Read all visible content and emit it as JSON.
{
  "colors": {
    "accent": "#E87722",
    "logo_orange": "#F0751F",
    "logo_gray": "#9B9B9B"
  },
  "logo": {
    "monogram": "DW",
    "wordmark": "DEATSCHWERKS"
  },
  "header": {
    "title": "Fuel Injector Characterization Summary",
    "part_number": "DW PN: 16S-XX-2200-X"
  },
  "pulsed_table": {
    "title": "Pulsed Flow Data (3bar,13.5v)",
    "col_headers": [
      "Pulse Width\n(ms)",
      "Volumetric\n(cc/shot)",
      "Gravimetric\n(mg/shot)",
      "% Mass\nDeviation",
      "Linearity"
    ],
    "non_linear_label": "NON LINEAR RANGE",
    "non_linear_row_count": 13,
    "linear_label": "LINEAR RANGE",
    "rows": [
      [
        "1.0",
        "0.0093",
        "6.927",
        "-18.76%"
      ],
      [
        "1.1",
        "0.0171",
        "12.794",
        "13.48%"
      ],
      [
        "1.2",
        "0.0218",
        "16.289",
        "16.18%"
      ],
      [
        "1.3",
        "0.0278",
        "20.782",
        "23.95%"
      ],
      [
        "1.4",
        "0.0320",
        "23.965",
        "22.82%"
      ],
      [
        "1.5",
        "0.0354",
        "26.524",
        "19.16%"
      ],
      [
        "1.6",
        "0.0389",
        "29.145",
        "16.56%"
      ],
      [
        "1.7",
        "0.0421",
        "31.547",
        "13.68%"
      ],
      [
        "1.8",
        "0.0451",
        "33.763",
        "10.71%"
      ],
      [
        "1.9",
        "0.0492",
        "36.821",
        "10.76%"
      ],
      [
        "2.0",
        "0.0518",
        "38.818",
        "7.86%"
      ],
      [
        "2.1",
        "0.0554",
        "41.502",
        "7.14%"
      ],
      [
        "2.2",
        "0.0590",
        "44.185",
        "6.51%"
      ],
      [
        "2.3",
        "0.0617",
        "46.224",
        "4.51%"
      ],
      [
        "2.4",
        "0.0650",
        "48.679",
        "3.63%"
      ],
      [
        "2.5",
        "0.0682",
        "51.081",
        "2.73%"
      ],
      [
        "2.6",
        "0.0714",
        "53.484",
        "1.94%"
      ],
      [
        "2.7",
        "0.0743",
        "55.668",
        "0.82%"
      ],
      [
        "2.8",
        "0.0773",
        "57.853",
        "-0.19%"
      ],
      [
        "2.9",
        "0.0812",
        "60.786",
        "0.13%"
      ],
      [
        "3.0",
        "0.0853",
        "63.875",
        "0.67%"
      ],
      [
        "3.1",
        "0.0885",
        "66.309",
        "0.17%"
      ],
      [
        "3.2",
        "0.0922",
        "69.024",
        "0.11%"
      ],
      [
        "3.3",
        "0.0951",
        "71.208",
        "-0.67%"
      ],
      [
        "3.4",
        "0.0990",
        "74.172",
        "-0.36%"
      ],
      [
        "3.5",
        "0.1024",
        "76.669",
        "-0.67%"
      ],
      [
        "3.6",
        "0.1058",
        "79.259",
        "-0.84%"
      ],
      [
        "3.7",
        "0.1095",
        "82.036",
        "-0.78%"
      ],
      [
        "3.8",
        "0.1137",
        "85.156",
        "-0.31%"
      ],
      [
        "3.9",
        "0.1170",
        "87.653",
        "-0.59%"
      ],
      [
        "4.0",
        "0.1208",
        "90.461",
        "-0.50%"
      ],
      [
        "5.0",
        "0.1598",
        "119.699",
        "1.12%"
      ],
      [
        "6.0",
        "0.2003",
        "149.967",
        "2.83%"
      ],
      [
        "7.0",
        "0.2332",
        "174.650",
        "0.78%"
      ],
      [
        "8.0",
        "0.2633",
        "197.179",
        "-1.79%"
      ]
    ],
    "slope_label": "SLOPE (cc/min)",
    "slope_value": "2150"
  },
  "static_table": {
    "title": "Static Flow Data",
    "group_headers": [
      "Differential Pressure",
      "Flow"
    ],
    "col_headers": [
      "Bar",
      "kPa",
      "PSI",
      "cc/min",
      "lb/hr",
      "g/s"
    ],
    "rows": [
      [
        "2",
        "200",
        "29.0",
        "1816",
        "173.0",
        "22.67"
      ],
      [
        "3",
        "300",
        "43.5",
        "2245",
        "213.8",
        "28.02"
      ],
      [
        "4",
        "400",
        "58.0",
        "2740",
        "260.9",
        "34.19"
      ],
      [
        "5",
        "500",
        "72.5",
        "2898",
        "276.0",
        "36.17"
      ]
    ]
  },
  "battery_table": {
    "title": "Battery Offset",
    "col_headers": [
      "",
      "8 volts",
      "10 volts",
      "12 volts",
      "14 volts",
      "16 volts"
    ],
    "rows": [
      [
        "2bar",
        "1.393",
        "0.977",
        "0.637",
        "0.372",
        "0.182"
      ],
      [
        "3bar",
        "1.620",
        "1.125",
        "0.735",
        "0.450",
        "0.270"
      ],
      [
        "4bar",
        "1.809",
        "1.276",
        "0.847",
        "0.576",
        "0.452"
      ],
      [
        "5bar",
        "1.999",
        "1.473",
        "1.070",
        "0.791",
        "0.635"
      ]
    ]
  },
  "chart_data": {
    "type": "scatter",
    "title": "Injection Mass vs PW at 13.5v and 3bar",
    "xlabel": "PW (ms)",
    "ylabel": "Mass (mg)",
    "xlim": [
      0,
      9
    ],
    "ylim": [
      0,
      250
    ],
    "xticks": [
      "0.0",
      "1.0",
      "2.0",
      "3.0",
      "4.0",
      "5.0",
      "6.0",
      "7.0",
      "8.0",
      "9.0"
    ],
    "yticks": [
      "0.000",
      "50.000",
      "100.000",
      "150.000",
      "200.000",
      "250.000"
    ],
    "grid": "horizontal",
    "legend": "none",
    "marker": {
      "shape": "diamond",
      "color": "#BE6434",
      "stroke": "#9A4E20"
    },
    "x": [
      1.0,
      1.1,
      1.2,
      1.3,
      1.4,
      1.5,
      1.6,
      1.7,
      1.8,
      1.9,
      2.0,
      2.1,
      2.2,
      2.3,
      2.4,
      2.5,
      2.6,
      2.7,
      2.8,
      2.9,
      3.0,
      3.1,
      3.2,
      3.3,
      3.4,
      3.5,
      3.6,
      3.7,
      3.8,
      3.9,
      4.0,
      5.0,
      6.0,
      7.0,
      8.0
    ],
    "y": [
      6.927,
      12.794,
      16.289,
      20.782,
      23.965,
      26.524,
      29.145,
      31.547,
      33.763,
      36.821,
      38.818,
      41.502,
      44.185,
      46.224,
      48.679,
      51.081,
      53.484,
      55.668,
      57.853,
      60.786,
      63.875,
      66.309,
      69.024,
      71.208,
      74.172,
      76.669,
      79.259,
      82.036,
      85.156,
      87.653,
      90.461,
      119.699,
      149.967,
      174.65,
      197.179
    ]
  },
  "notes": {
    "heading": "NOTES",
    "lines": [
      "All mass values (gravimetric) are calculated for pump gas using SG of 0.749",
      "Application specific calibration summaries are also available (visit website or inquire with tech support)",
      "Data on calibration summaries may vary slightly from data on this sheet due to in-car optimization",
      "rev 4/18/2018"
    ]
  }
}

## Work required
Pull every line containing the word "title" out of the material.

## Output of the exercise
    "title": "Fuel Injector Characterization Summary",
    "title": "Pulsed Flow Data (3bar,13.5v)",
    "title": "Static Flow Data",
    "title": "Battery Offset",
    "title": "Injection Mass vs PW at 13.5v and 3bar",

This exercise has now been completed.